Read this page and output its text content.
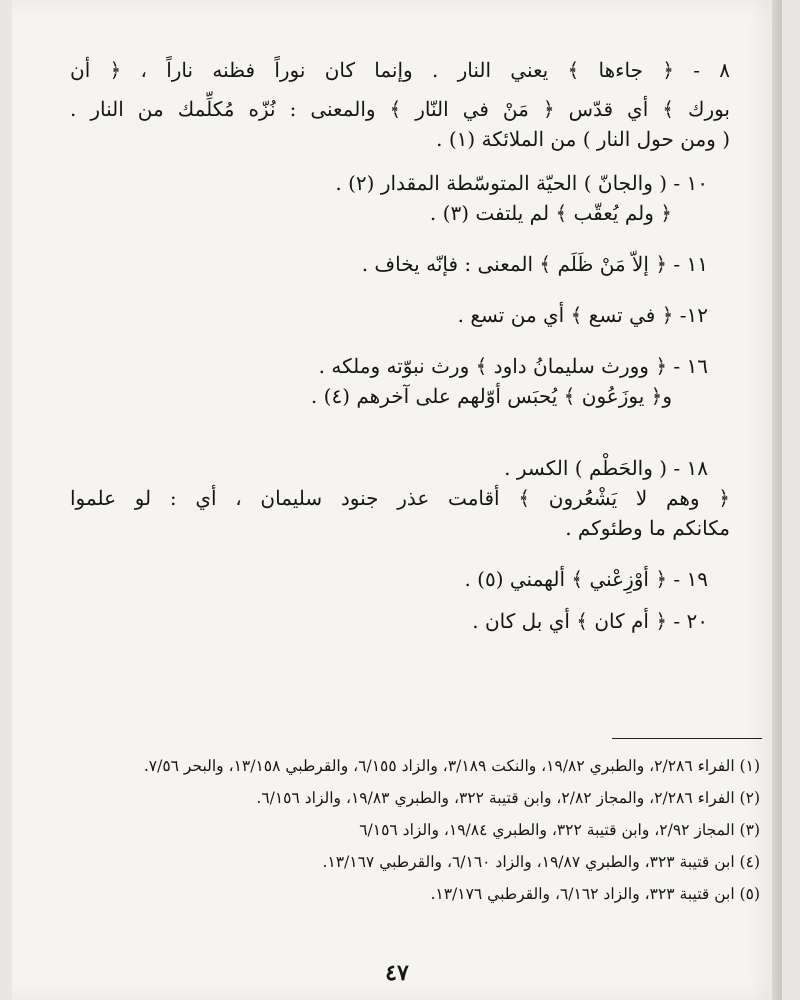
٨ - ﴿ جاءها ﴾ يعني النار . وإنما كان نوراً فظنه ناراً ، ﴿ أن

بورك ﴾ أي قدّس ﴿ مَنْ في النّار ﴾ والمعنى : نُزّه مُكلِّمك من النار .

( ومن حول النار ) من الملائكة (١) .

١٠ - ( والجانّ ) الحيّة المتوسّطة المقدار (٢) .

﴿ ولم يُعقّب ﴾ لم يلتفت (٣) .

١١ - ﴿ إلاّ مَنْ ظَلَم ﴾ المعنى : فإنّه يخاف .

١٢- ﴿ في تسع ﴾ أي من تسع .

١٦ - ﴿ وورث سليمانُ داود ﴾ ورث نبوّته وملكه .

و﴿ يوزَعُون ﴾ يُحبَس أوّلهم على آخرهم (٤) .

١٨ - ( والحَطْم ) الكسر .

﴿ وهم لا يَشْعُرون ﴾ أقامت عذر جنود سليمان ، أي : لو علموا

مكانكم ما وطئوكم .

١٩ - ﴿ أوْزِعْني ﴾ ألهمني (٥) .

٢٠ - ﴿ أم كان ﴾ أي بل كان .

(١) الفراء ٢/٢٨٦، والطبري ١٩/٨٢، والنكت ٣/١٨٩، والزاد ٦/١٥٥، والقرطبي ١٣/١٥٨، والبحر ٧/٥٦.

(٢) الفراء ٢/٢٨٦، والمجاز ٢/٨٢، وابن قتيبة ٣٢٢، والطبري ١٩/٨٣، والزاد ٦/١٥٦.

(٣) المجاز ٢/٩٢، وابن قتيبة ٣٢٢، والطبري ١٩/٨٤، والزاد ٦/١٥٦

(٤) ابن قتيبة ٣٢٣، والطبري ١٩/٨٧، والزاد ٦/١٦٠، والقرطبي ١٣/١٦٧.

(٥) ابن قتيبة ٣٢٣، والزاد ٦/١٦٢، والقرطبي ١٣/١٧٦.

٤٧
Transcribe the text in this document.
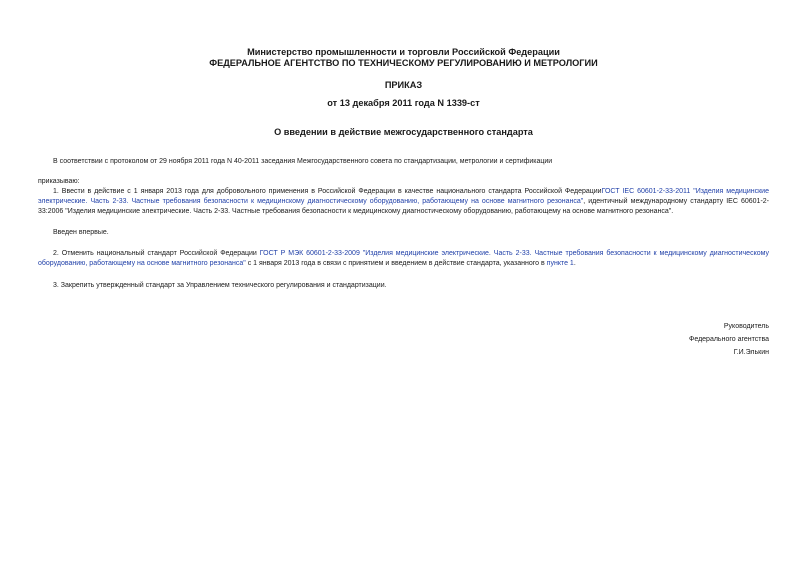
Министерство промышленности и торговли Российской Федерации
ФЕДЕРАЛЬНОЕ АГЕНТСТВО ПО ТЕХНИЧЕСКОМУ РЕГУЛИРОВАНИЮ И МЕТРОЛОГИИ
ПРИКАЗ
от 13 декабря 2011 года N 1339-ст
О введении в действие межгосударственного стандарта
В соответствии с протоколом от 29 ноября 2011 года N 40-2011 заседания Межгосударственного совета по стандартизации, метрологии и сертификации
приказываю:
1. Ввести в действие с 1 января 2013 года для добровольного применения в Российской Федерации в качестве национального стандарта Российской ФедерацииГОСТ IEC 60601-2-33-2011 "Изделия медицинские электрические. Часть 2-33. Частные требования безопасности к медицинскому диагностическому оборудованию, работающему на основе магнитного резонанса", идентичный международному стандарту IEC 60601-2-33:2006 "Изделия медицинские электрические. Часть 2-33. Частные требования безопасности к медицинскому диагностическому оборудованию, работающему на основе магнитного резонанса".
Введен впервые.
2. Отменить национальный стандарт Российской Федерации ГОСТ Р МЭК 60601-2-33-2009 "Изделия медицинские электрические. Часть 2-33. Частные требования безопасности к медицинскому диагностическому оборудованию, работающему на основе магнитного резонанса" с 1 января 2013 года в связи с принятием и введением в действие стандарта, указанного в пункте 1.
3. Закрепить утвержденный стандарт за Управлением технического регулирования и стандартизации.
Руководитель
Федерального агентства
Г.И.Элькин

- **Task prompt**
Give the number of lines in the data that contain "this", with no other words.

- **Exercise result**
2